** begin Material to process **

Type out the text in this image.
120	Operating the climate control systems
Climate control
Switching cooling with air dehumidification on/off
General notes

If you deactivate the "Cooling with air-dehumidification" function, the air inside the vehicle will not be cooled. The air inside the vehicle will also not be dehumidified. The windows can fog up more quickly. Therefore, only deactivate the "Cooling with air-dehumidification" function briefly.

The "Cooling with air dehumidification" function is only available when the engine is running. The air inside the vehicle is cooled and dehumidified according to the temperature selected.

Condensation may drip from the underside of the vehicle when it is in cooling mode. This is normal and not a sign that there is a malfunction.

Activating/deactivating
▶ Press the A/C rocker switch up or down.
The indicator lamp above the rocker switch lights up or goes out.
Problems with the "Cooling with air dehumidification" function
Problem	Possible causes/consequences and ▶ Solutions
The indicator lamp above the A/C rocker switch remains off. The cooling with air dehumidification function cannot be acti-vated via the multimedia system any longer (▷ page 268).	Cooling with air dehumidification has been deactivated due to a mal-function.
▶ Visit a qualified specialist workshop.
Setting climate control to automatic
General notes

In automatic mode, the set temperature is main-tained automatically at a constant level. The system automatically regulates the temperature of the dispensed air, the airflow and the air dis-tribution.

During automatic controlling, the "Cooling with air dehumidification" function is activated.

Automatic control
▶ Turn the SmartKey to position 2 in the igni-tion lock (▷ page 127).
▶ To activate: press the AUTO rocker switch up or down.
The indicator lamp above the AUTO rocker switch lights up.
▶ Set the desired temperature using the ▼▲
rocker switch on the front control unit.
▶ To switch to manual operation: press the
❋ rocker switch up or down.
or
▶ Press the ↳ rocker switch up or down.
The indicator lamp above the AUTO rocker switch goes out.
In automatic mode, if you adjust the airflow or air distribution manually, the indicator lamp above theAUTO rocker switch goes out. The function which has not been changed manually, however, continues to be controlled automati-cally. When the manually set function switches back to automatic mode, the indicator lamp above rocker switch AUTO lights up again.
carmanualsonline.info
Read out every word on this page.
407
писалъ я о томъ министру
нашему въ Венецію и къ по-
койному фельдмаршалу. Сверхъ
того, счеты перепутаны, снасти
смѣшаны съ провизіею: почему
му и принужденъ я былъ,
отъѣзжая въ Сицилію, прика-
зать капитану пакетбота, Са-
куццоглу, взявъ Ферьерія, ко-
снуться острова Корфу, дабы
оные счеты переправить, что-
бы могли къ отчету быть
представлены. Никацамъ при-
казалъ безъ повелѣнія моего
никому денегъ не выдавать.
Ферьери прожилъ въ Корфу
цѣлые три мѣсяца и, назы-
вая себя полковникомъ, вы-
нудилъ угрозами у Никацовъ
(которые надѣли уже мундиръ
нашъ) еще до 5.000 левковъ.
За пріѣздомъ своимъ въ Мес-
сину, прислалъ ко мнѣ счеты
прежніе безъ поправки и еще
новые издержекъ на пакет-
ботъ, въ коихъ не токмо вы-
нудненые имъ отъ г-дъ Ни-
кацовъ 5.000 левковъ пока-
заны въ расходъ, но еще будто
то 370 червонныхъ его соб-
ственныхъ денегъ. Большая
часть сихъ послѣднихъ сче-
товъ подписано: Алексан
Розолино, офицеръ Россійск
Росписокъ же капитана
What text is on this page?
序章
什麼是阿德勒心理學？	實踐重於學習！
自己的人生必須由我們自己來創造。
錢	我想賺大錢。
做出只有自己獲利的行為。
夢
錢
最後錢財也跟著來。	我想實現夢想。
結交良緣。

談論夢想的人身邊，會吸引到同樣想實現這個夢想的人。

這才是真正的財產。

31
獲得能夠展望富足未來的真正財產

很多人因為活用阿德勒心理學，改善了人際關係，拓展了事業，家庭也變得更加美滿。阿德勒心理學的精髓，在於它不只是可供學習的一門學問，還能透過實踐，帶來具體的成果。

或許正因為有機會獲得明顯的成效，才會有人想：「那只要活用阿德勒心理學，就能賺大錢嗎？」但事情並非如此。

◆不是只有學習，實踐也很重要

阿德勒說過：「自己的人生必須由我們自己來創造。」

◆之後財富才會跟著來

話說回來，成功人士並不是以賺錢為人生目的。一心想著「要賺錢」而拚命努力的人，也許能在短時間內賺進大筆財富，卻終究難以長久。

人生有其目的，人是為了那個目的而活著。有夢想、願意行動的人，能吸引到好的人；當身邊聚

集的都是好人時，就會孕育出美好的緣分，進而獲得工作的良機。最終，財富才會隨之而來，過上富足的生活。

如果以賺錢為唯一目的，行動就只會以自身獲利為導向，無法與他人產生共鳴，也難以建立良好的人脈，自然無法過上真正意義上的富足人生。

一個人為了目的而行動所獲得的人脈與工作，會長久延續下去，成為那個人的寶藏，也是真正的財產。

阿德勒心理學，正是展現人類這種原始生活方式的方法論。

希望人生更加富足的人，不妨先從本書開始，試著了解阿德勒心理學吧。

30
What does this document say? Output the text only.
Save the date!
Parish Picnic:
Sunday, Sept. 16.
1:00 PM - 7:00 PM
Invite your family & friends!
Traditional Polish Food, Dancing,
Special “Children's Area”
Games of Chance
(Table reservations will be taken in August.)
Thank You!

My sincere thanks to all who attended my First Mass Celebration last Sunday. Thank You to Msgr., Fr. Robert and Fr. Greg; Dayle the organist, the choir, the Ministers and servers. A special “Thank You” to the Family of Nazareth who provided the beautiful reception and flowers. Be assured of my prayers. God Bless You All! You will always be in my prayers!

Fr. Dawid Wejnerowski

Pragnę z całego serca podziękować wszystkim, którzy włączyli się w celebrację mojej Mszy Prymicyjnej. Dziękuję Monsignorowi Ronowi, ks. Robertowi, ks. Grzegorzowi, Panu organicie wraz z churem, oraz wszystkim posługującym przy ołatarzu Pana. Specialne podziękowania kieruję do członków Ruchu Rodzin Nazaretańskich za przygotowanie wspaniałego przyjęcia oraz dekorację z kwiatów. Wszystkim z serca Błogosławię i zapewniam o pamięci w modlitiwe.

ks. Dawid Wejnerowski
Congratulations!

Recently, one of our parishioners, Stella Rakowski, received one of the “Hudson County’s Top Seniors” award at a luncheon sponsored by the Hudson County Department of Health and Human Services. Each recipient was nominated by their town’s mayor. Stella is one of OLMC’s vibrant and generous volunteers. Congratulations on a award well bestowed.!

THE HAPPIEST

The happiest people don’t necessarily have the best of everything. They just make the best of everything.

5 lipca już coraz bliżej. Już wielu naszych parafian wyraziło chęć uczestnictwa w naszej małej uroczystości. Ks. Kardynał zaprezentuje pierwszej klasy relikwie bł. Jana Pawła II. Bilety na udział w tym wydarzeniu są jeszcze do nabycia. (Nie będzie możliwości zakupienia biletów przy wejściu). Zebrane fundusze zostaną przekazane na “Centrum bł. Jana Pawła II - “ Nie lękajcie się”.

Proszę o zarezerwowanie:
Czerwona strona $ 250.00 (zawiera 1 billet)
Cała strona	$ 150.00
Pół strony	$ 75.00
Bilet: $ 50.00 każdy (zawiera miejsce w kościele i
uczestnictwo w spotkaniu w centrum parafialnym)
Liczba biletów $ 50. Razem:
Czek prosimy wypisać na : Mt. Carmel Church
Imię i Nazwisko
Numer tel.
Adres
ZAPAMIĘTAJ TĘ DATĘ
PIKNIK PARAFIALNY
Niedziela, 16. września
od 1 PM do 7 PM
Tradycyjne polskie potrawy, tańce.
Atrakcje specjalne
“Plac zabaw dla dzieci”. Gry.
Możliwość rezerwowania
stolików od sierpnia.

** end Material to process **

Written instruction:
Return each entry from the material above exactly as it appears.

In response:
Type out the text in this image.
120	Operating the climate control systems
Climate control
Switching cooling with air dehumidification on/off
General notes

If you deactivate the "Cooling with air-dehumidification" function, the air inside the vehicle will not be cooled. The air inside the vehicle will also not be dehumidified. The windows can fog up more quickly. Therefore, only deactivate the "Cooling with air-dehumidification" function briefly.

The "Cooling with air dehumidification" function is only available when the engine is running. The air inside the vehicle is cooled and dehumidified according to the temperature selected.

Condensation may drip from the underside of the vehicle when it is in cooling mode. This is normal and not a sign that there is a malfunction.

Activating/deactivating
▶ Press the A/C rocker switch up or down.
The indicator lamp above the rocker switch lights up or goes out.
Problems with the "Cooling with air dehumidification" function
Problem	Possible causes/consequences and ▶ Solutions
The indicator lamp above the A/C rocker switch remains off. The cooling with air dehumidification function cannot be acti-vated via the multimedia system any longer (▷ page 268).	Cooling with air dehumidification has been deactivated due to a mal-function.
▶ Visit a qualified specialist workshop.
Setting climate control to automatic
General notes

In automatic mode, the set temperature is main-tained automatically at a constant level. The system automatically regulates the temperature of the dispensed air, the airflow and the air dis-tribution.

During automatic controlling, the "Cooling with air dehumidification" function is activated.

Automatic control
▶ Turn the SmartKey to position 2 in the igni-tion lock (▷ page 127).
▶ To activate: press the AUTO rocker switch up or down.
The indicator lamp above the AUTO rocker switch lights up.
▶ Set the desired temperature using the ▼▲
rocker switch on the front control unit.
▶ To switch to manual operation: press the
❋ rocker switch up or down.
or
▶ Press the ↳ rocker switch up or down.
The indicator lamp above the AUTO rocker switch goes out.
In automatic mode, if you adjust the airflow or air distribution manually, the indicator lamp above theAUTO rocker switch goes out. The function which has not been changed manually, however, continues to be controlled automati-cally. When the manually set function switches back to automatic mode, the indicator lamp above rocker switch AUTO lights up again.
carmanualsonline.info
Read out every word on this page.
407
писалъ я о томъ министру
нашему въ Венецію и къ по-
койному фельдмаршалу. Сверхъ
того, счеты перепутаны, снасти
смѣшаны съ провизіею: почему
му и принужденъ я былъ,
отъѣзжая въ Сицилію, прика-
зать капитану пакетбота, Са-
куццоглу, взявъ Ферьерія, ко-
снуться острова Корфу, дабы
оные счеты переправить, что-
бы могли къ отчету быть
представлены. Никацамъ при-
казалъ безъ повелѣнія моего
никому денегъ не выдавать.
Ферьери прожилъ въ Корфу
цѣлые три мѣсяца и, назы-
вая себя полковникомъ, вы-
нудилъ угрозами у Никацовъ
(которые надѣли уже мундиръ
нашъ) еще до 5.000 левковъ.
За пріѣздомъ своимъ въ Мес-
сину, прислалъ ко мнѣ счеты
прежніе безъ поправки и еще
новые издержекъ на пакет-
ботъ, въ коихъ не токмо вы-
нудненые имъ отъ г-дъ Ни-
кацовъ 5.000 левковъ пока-
заны въ расходъ, но еще будто
то 370 червонныхъ его соб-
ственныхъ денегъ. Большая
часть сихъ послѣднихъ сче-
товъ подписано: Алексан
Розолино, офицеръ Россійск
Росписокъ же капитана
What text is on this page?
序章
什麼是阿德勒心理學？	實踐重於學習！
自己的人生必須由我們自己來創造。
錢	我想賺大錢。
做出只有自己獲利的行為。
夢
錢
最後錢財也跟著來。	我想實現夢想。
結交良緣。

談論夢想的人身邊，會吸引到同樣想實現這個夢想的人。

這才是真正的財產。

31
獲得能夠展望富足未來的真正財產

很多人因為活用阿德勒心理學，改善了人際關係，拓展了事業，家庭也變得更加美滿。阿德勒心理學的精髓，在於它不只是可供學習的一門學問，還能透過實踐，帶來具體的成果。

或許正因為有機會獲得明顯的成效，才會有人想：「那只要活用阿德勒心理學，就能賺大錢嗎？」但事情並非如此。

◆不是只有學習，實踐也很重要

阿德勒說過：「自己的人生必須由我們自己來創造。」

◆之後財富才會跟著來

話說回來，成功人士並不是以賺錢為人生目的。一心想著「要賺錢」而拚命努力的人，也許能在短時間內賺進大筆財富，卻終究難以長久。

人生有其目的，人是為了那個目的而活著。有夢想、願意行動的人，能吸引到好的人；當身邊聚

集的都是好人時，就會孕育出美好的緣分，進而獲得工作的良機。最終，財富才會隨之而來，過上富足的生活。

如果以賺錢為唯一目的，行動就只會以自身獲利為導向，無法與他人產生共鳴，也難以建立良好的人脈，自然無法過上真正意義上的富足人生。

一個人為了目的而行動所獲得的人脈與工作，會長久延續下去，成為那個人的寶藏，也是真正的財產。

阿德勒心理學，正是展現人類這種原始生活方式的方法論。

希望人生更加富足的人，不妨先從本書開始，試著了解阿德勒心理學吧。

30
What does this document say? Output the text only.
Save the date!
Parish Picnic:
Sunday, Sept. 16.
1:00 PM - 7:00 PM
Invite your family & friends!
Traditional Polish Food, Dancing,
Special “Children's Area”
Games of Chance
(Table reservations will be taken in August.)
Thank You!

My sincere thanks to all who attended my First Mass Celebration last Sunday. Thank You to Msgr., Fr. Robert and Fr. Greg; Dayle the organist, the choir, the Ministers and servers. A special “Thank You” to the Family of Nazareth who provided the beautiful reception and flowers. Be assured of my prayers. God Bless You All! You will always be in my prayers!

Fr. Dawid Wejnerowski

Pragnę z całego serca podziękować wszystkim, którzy włączyli się w celebrację mojej Mszy Prymicyjnej. Dziękuję Monsignorowi Ronowi, ks. Robertowi, ks. Grzegorzowi, Panu organicie wraz z churem, oraz wszystkim posługującym przy ołatarzu Pana. Specialne podziękowania kieruję do członków Ruchu Rodzin Nazaretańskich za przygotowanie wspaniałego przyjęcia oraz dekorację z kwiatów. Wszystkim z serca Błogosławię i zapewniam o pamięci w modlitiwe.

ks. Dawid Wejnerowski
Congratulations!

Recently, one of our parishioners, Stella Rakowski, received one of the “Hudson County’s Top Seniors” award at a luncheon sponsored by the Hudson County Department of Health and Human Services. Each recipient was nominated by their town’s mayor. Stella is one of OLMC’s vibrant and generous volunteers. Congratulations on a award well bestowed.!

THE HAPPIEST

The happiest people don’t necessarily have the best of everything. They just make the best of everything.

5 lipca już coraz bliżej. Już wielu naszych parafian wyraziło chęć uczestnictwa w naszej małej uroczystości. Ks. Kardynał zaprezentuje pierwszej klasy relikwie bł. Jana Pawła II. Bilety na udział w tym wydarzeniu są jeszcze do nabycia. (Nie będzie możliwości zakupienia biletów przy wejściu). Zebrane fundusze zostaną przekazane na “Centrum bł. Jana Pawła II - “ Nie lękajcie się”.

Proszę o zarezerwowanie:
Czerwona strona $ 250.00 (zawiera 1 billet)
Cała strona	$ 150.00
Pół strony	$ 75.00
Bilet: $ 50.00 każdy (zawiera miejsce w kościele i
uczestnictwo w spotkaniu w centrum parafialnym)
Liczba biletów $ 50. Razem:
Czek prosimy wypisać na : Mt. Carmel Church
Imię i Nazwisko
Numer tel.
Adres
ZAPAMIĘTAJ TĘ DATĘ
PIKNIK PARAFIALNY
Niedziela, 16. września
od 1 PM do 7 PM
Tradycyjne polskie potrawy, tańce.
Atrakcje specjalne
“Plac zabaw dla dzieci”. Gry.
Możliwość rezerwowania
stolików od sierpnia.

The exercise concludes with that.